→ **SET PROBLEM**: Print each line exactly as it is given.

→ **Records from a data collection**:
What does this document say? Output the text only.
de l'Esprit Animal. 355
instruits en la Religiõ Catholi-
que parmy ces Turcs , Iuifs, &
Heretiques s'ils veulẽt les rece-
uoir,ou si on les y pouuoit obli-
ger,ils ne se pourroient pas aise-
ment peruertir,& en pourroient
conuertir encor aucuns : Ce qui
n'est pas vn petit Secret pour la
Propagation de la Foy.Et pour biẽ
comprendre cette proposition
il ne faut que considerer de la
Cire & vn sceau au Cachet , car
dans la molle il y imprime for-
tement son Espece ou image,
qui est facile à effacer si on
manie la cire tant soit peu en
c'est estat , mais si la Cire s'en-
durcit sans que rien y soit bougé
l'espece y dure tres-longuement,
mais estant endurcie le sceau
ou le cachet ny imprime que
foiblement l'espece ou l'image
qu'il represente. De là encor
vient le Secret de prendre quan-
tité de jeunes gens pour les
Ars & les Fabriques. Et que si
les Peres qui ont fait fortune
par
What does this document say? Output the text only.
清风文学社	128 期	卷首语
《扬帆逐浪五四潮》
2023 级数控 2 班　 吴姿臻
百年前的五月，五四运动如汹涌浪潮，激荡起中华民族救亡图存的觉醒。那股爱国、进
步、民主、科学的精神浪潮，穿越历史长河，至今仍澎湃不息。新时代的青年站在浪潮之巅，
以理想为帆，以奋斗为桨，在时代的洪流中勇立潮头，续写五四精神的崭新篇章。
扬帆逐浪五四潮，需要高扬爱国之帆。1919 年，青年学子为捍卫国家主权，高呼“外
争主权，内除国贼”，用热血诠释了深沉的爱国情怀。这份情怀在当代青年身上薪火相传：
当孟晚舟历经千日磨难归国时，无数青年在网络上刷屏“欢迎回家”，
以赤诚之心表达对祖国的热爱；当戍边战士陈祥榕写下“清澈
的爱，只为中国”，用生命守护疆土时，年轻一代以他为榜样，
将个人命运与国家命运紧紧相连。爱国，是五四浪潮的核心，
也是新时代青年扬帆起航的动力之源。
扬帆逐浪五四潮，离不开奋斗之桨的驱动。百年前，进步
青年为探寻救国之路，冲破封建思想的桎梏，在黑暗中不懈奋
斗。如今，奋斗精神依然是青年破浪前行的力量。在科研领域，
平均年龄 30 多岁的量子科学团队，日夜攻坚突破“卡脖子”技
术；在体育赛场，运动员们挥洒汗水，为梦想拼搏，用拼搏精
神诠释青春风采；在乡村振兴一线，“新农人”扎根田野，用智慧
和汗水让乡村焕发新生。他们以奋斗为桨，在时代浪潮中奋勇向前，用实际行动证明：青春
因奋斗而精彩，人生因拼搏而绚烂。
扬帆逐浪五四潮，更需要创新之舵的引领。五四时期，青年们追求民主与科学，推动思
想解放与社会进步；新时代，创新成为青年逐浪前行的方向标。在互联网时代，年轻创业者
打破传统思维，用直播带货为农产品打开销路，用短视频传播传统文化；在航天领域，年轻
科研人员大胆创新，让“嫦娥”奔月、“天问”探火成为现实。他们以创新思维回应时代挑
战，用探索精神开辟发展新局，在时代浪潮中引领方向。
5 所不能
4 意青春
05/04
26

→ **RESULT OF THE TASK**:
What does this document say? Output the text only.
de l'Esprit Animal. 355
instruits en la Religiõ Catholi-
que parmy ces Turcs , Iuifs, &
Heretiques s'ils veulẽt les rece-
uoir,ou si on les y pouuoit obli-
ger,ils ne se pourroient pas aise-
ment peruertir,& en pourroient
conuertir encor aucuns : Ce qui
n'est pas vn petit Secret pour la
Propagation de la Foy.Et pour biẽ
comprendre cette proposition
il ne faut que considerer de la
Cire & vn sceau au Cachet , car
dans la molle il y imprime for-
tement son Espece ou image,
qui est facile à effacer si on
manie la cire tant soit peu en
c'est estat , mais si la Cire s'en-
durcit sans que rien y soit bougé
l'espece y dure tres-longuement,
mais estant endurcie le sceau
ou le cachet ny imprime que
foiblement l'espece ou l'image
qu'il represente. De là encor
vient le Secret de prendre quan-
tité de jeunes gens pour les
Ars & les Fabriques. Et que si
les Peres qui ont fait fortune
par
What does this document say? Output the text only.
清风文学社	128 期	卷首语
《扬帆逐浪五四潮》
2023 级数控 2 班　 吴姿臻
百年前的五月，五四运动如汹涌浪潮，激荡起中华民族救亡图存的觉醒。那股爱国、进
步、民主、科学的精神浪潮，穿越历史长河，至今仍澎湃不息。新时代的青年站在浪潮之巅，
以理想为帆，以奋斗为桨，在时代的洪流中勇立潮头，续写五四精神的崭新篇章。
扬帆逐浪五四潮，需要高扬爱国之帆。1919 年，青年学子为捍卫国家主权，高呼“外
争主权，内除国贼”，用热血诠释了深沉的爱国情怀。这份情怀在当代青年身上薪火相传：
当孟晚舟历经千日磨难归国时，无数青年在网络上刷屏“欢迎回家”，
以赤诚之心表达对祖国的热爱；当戍边战士陈祥榕写下“清澈
的爱，只为中国”，用生命守护疆土时，年轻一代以他为榜样，
将个人命运与国家命运紧紧相连。爱国，是五四浪潮的核心，
也是新时代青年扬帆起航的动力之源。
扬帆逐浪五四潮，离不开奋斗之桨的驱动。百年前，进步
青年为探寻救国之路，冲破封建思想的桎梏，在黑暗中不懈奋
斗。如今，奋斗精神依然是青年破浪前行的力量。在科研领域，
平均年龄 30 多岁的量子科学团队，日夜攻坚突破“卡脖子”技
术；在体育赛场，运动员们挥洒汗水，为梦想拼搏，用拼搏精
神诠释青春风采；在乡村振兴一线，“新农人”扎根田野，用智慧
和汗水让乡村焕发新生。他们以奋斗为桨，在时代浪潮中奋勇向前，用实际行动证明：青春
因奋斗而精彩，人生因拼搏而绚烂。
扬帆逐浪五四潮，更需要创新之舵的引领。五四时期，青年们追求民主与科学，推动思
想解放与社会进步；新时代，创新成为青年逐浪前行的方向标。在互联网时代，年轻创业者
打破传统思维，用直播带货为农产品打开销路，用短视频传播传统文化；在航天领域，年轻
科研人员大胆创新，让“嫦娥”奔月、“天问”探火成为现实。他们以创新思维回应时代挑
战，用探索精神开辟发展新局，在时代浪潮中引领方向。
5 所不能
4 意青春
05/04
26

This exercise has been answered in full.